> **To do**
Output every entry exactly, from the first line to the last.

> **Extracted entries**
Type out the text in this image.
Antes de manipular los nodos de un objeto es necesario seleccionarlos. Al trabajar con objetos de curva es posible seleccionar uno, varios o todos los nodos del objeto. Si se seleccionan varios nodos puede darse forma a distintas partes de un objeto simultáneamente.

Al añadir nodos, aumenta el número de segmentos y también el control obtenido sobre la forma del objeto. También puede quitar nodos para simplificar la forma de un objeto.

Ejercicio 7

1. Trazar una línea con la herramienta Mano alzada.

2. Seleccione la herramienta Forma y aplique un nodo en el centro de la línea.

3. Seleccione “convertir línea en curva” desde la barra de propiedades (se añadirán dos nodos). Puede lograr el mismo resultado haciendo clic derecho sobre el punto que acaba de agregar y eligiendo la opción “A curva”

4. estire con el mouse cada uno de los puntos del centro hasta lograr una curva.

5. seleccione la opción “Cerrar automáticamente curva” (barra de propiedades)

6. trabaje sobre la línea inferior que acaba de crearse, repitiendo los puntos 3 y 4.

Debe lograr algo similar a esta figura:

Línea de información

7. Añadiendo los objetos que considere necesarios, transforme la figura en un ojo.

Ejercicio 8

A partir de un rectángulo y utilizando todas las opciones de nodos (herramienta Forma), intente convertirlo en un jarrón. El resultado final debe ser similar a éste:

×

> **Response to this exercise**
Type out the text in this image.
Antes de manipular los nodos de un objeto es necesario seleccionarlos. Al trabajar con objetos de curva es posible seleccionar uno, varios o todos los nodos del objeto. Si se seleccionan varios nodos puede darse forma a distintas partes de un objeto simultáneamente.

Al añadir nodos, aumenta el número de segmentos y también el control obtenido sobre la forma del objeto. También puede quitar nodos para simplificar la forma de un objeto.

Ejercicio 7

1. Trazar una línea con la herramienta Mano alzada.

2. Seleccione la herramienta Forma y aplique un nodo en el centro de la línea.

3. Seleccione “convertir línea en curva” desde la barra de propiedades (se añadirán dos nodos). Puede lograr el mismo resultado haciendo clic derecho sobre el punto que acaba de agregar y eligiendo la opción “A curva”

4. estire con el mouse cada uno de los puntos del centro hasta lograr una curva.

5. seleccione la opción “Cerrar automáticamente curva” (barra de propiedades)

6. trabaje sobre la línea inferior que acaba de crearse, repitiendo los puntos 3 y 4.

Debe lograr algo similar a esta figura:

Línea de información

7. Añadiendo los objetos que considere necesarios, transforme la figura en un ojo.

Ejercicio 8

A partir de un rectángulo y utilizando todas las opciones de nodos (herramienta Forma), intente convertirlo en un jarrón. El resultado final debe ser similar a éste:

×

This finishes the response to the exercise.